[START Record list]

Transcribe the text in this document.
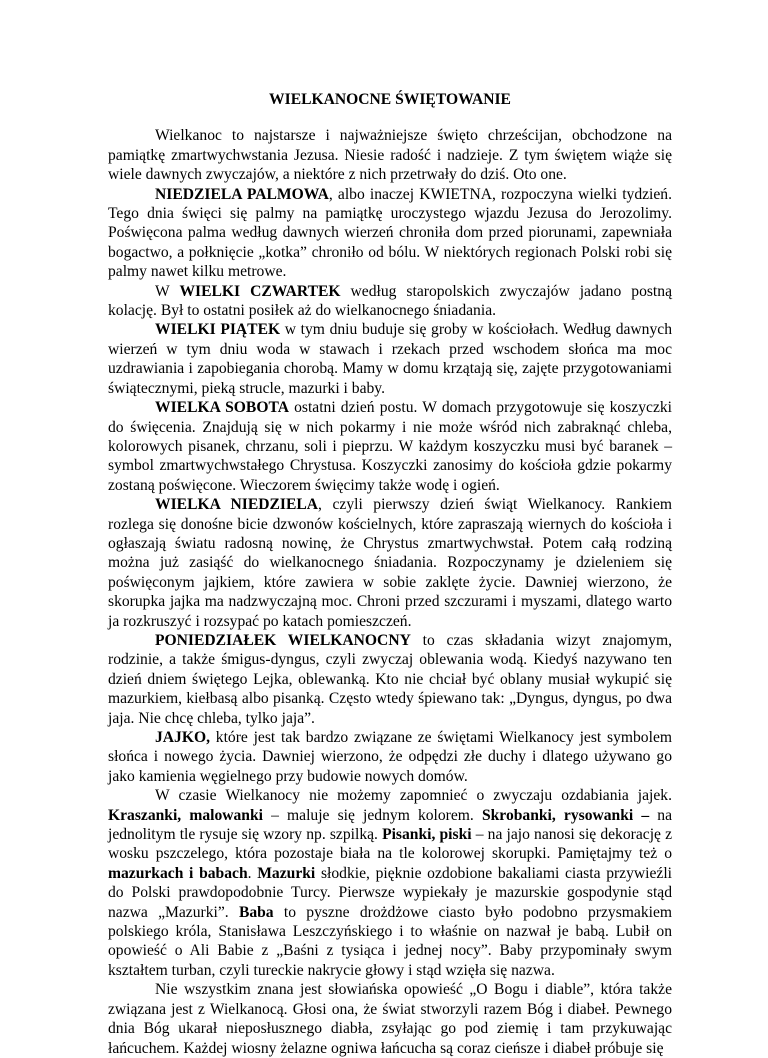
WIELKANOCNE ŚWIĘTOWANIE

Wielkanoc to najstarsze i najważniejsze święto chrześcijan, obchodzone na pamiątkę zmartwychwstania Jezusa. Niesie radość i nadzieje. Z tym świętem wiąże się wiele dawnych zwyczajów, a niektóre z nich przetrwały do dziś. Oto one.

NIEDZIELA PALMOWA, albo inaczej KWIETNA, rozpoczyna wielki tydzień. Tego dnia święci się palmy na pamiątkę uroczystego wjazdu Jezusa do Jerozolimy. Poświęcona palma według dawnych wierzeń chroniła dom przed piorunami, zapewniała bogactwo, a połknięcie „kotka” chroniło od bólu. W niektórych regionach Polski robi się palmy nawet kilku metrowe.

W WIELKI CZWARTEK według staropolskich zwyczajów jadano postną kolację. Był to ostatni posiłek aż do wielkanocnego śniadania.

WIELKI PIĄTEK w tym dniu buduje się groby w kościołach. Według dawnych wierzeń w tym dniu woda w stawach i rzekach przed wschodem słońca ma moc uzdrawiania i zapobiegania chorobą. Mamy w domu krzątają się, zajęte przygotowaniami świątecznymi, pieką strucle, mazurki i baby.

WIELKA SOBOTA ostatni dzień postu. W domach przygotowuje się koszyczki do święcenia. Znajdują się w nich pokarmy i nie może wśród nich zabraknąć chleba, kolorowych pisanek, chrzanu, soli i pieprzu. W każdym koszyczku musi być baranek – symbol zmartwychwstałego Chrystusa. Koszyczki zanosimy do kościoła gdzie pokarmy zostaną poświęcone. Wieczorem święcimy także wodę i ogień.

WIELKA NIEDZIELA, czyli pierwszy dzień świąt Wielkanocy. Rankiem rozlega się donośne bicie dzwonów kościelnych, które zapraszają wiernych do kościoła i ogłaszają światu radosną nowinę, że Chrystus zmartwychwstał. Potem całą rodziną można już zasiąść do wielkanocnego śniadania. Rozpoczynamy je dzieleniem się poświęconym jajkiem, które zawiera w sobie zaklęte życie. Dawniej wierzono, że skorupka jajka ma nadzwyczajną moc. Chroni przed szczurami i myszami, dlatego warto ja rozkruszyć i rozsypać po katach pomieszczeń.

PONIEDZIAŁEK WIELKANOCNY to czas składania wizyt znajomym, rodzinie, a także śmigus-dyngus, czyli zwyczaj oblewania wodą. Kiedyś nazywano ten dzień dniem świętego Lejka, oblewanką. Kto nie chciał być oblany musiał wykupić się mazurkiem, kiełbasą albo pisanką. Często wtedy śpiewano tak: „Dyngus, dyngus, po dwa jaja. Nie chcę chleba, tylko jaja”.

JAJKO, które jest tak bardzo związane ze świętami Wielkanocy jest symbolem słońca i nowego życia. Dawniej wierzono, że odpędzi złe duchy i dlatego używano go jako kamienia węgielnego przy budowie nowych domów.

W czasie Wielkanocy nie możemy zapomnieć o zwyczaju ozdabiania jajek. Kraszanki, malowanki – maluje się jednym kolorem. Skrobanki, rysowanki – na jednolitym tle rysuje się wzory np. szpilką. Pisanki, piski – na jajo nanosi się dekorację z wosku pszczelego, która pozostaje biała na tle kolorowej skorupki. Pamiętajmy też o mazurkach i babach. Mazurki słodkie, pięknie ozdobione bakaliami ciasta przywieźli do Polski prawdopodobnie Turcy. Pierwsze wypiekały je mazurskie gospodynie stąd nazwa „Mazurki”. Baba to pyszne drożdżowe ciasto było podobno przysmakiem polskiego króla, Stanisława Leszczyńskiego i to właśnie on nazwał je babą. Lubił on opowieść o Ali Babie z „Baśni z tysiąca i jednej nocy”. Baby przypominały swym kształtem turban, czyli tureckie nakrycie głowy i stąd wzięła się nazwa.

Nie wszystkim znana jest słowiańska opowieść „O Bogu i diable”, która także związana jest z Wielkanocą. Głosi ona, że świat stworzyli razem Bóg i diabeł. Pewnego dnia Bóg ukarał nieposłusznego diabła, zsyłając go pod ziemię i tam przykuwając łańcuchem. Każdej wiosny żelazne ogniwa łańcucha są coraz cieńsze i diabeł próbuje się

[END Record list]

## Challenge
Leave out the pictures and print each record exactly as it stands.

## Finished exercise
Transcribe the text in this document.
WIELKANOCNE ŚWIĘTOWANIE

Wielkanoc to najstarsze i najważniejsze święto chrześcijan, obchodzone na pamiątkę zmartwychwstania Jezusa. Niesie radość i nadzieje. Z tym świętem wiąże się wiele dawnych zwyczajów, a niektóre z nich przetrwały do dziś. Oto one.

NIEDZIELA PALMOWA, albo inaczej KWIETNA, rozpoczyna wielki tydzień. Tego dnia święci się palmy na pamiątkę uroczystego wjazdu Jezusa do Jerozolimy. Poświęcona palma według dawnych wierzeń chroniła dom przed piorunami, zapewniała bogactwo, a połknięcie „kotka” chroniło od bólu. W niektórych regionach Polski robi się palmy nawet kilku metrowe.

W WIELKI CZWARTEK według staropolskich zwyczajów jadano postną kolację. Był to ostatni posiłek aż do wielkanocnego śniadania.

WIELKI PIĄTEK w tym dniu buduje się groby w kościołach. Według dawnych wierzeń w tym dniu woda w stawach i rzekach przed wschodem słońca ma moc uzdrawiania i zapobiegania chorobą. Mamy w domu krzątają się, zajęte przygotowaniami świątecznymi, pieką strucle, mazurki i baby.

WIELKA SOBOTA ostatni dzień postu. W domach przygotowuje się koszyczki do święcenia. Znajdują się w nich pokarmy i nie może wśród nich zabraknąć chleba, kolorowych pisanek, chrzanu, soli i pieprzu. W każdym koszyczku musi być baranek – symbol zmartwychwstałego Chrystusa. Koszyczki zanosimy do kościoła gdzie pokarmy zostaną poświęcone. Wieczorem święcimy także wodę i ogień.

WIELKA NIEDZIELA, czyli pierwszy dzień świąt Wielkanocy. Rankiem rozlega się donośne bicie dzwonów kościelnych, które zapraszają wiernych do kościoła i ogłaszają światu radosną nowinę, że Chrystus zmartwychwstał. Potem całą rodziną można już zasiąść do wielkanocnego śniadania. Rozpoczynamy je dzieleniem się poświęconym jajkiem, które zawiera w sobie zaklęte życie. Dawniej wierzono, że skorupka jajka ma nadzwyczajną moc. Chroni przed szczurami i myszami, dlatego warto ja rozkruszyć i rozsypać po katach pomieszczeń.

PONIEDZIAŁEK WIELKANOCNY to czas składania wizyt znajomym, rodzinie, a także śmigus-dyngus, czyli zwyczaj oblewania wodą. Kiedyś nazywano ten dzień dniem świętego Lejka, oblewanką. Kto nie chciał być oblany musiał wykupić się mazurkiem, kiełbasą albo pisanką. Często wtedy śpiewano tak: „Dyngus, dyngus, po dwa jaja. Nie chcę chleba, tylko jaja”.

JAJKO, które jest tak bardzo związane ze świętami Wielkanocy jest symbolem słońca i nowego życia. Dawniej wierzono, że odpędzi złe duchy i dlatego używano go jako kamienia węgielnego przy budowie nowych domów.

W czasie Wielkanocy nie możemy zapomnieć o zwyczaju ozdabiania jajek. Kraszanki, malowanki – maluje się jednym kolorem. Skrobanki, rysowanki – na jednolitym tle rysuje się wzory np. szpilką. Pisanki, piski – na jajo nanosi się dekorację z wosku pszczelego, która pozostaje biała na tle kolorowej skorupki. Pamiętajmy też o mazurkach i babach. Mazurki słodkie, pięknie ozdobione bakaliami ciasta przywieźli do Polski prawdopodobnie Turcy. Pierwsze wypiekały je mazurskie gospodynie stąd nazwa „Mazurki”. Baba to pyszne drożdżowe ciasto było podobno przysmakiem polskiego króla, Stanisława Leszczyńskiego i to właśnie on nazwał je babą. Lubił on opowieść o Ali Babie z „Baśni z tysiąca i jednej nocy”. Baby przypominały swym kształtem turban, czyli tureckie nakrycie głowy i stąd wzięła się nazwa.

Nie wszystkim znana jest słowiańska opowieść „O Bogu i diable”, która także związana jest z Wielkanocą. Głosi ona, że świat stworzyli razem Bóg i diabeł. Pewnego dnia Bóg ukarał nieposłusznego diabła, zsyłając go pod ziemię i tam przykuwając łańcuchem. Każdej wiosny żelazne ogniwa łańcucha są coraz cieńsze i diabeł próbuje się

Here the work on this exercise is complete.